Start The data

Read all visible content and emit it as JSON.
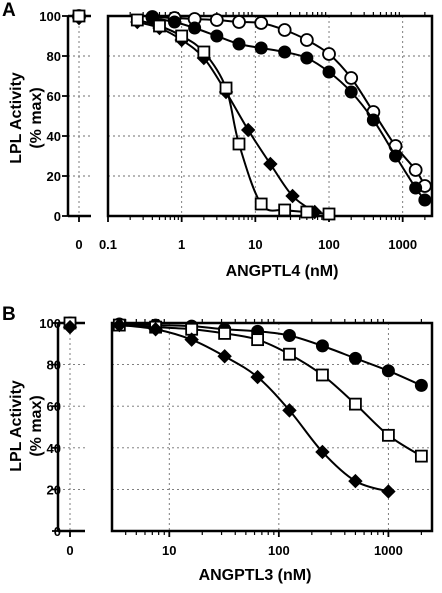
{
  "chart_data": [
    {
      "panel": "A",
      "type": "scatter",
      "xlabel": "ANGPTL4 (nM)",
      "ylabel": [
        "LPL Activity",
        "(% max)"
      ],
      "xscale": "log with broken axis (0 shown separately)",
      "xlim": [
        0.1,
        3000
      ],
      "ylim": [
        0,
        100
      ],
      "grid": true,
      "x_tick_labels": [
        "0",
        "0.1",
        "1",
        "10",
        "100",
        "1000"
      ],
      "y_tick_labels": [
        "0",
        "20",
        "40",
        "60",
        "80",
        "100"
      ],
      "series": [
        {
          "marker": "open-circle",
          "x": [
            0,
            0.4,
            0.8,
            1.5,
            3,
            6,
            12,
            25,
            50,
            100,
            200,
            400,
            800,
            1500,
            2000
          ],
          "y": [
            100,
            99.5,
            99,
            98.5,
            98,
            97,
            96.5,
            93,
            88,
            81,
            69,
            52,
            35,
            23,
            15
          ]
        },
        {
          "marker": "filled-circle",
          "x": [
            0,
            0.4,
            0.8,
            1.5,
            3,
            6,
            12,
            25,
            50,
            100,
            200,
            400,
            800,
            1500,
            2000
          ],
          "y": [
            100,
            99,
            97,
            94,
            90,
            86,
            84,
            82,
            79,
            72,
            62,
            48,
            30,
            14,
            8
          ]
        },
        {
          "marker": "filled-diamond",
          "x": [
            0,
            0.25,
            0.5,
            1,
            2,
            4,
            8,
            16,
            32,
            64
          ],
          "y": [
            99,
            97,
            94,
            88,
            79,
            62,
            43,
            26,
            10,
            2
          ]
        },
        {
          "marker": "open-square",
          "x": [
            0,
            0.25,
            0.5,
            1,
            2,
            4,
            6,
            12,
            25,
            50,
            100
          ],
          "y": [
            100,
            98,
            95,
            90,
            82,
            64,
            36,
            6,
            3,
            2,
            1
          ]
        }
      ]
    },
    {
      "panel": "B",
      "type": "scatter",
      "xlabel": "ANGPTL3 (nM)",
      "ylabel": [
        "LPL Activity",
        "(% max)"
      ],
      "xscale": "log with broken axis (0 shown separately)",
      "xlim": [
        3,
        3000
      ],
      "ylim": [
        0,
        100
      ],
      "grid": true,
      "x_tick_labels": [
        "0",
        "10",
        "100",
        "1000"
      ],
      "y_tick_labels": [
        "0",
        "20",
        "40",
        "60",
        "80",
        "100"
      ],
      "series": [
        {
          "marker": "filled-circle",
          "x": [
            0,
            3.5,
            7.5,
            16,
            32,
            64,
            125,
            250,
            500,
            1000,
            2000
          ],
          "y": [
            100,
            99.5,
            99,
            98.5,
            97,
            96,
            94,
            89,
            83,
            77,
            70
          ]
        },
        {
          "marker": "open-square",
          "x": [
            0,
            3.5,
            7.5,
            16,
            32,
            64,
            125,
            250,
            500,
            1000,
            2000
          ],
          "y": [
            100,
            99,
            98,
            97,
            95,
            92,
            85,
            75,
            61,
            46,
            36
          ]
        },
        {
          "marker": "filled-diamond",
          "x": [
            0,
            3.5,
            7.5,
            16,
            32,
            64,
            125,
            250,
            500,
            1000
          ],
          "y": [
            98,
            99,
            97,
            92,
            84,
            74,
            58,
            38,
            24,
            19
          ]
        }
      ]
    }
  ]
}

End The data

Short exercise: State how many lines in the records above contain the word "xlabel", giving only the number.

Response below: 2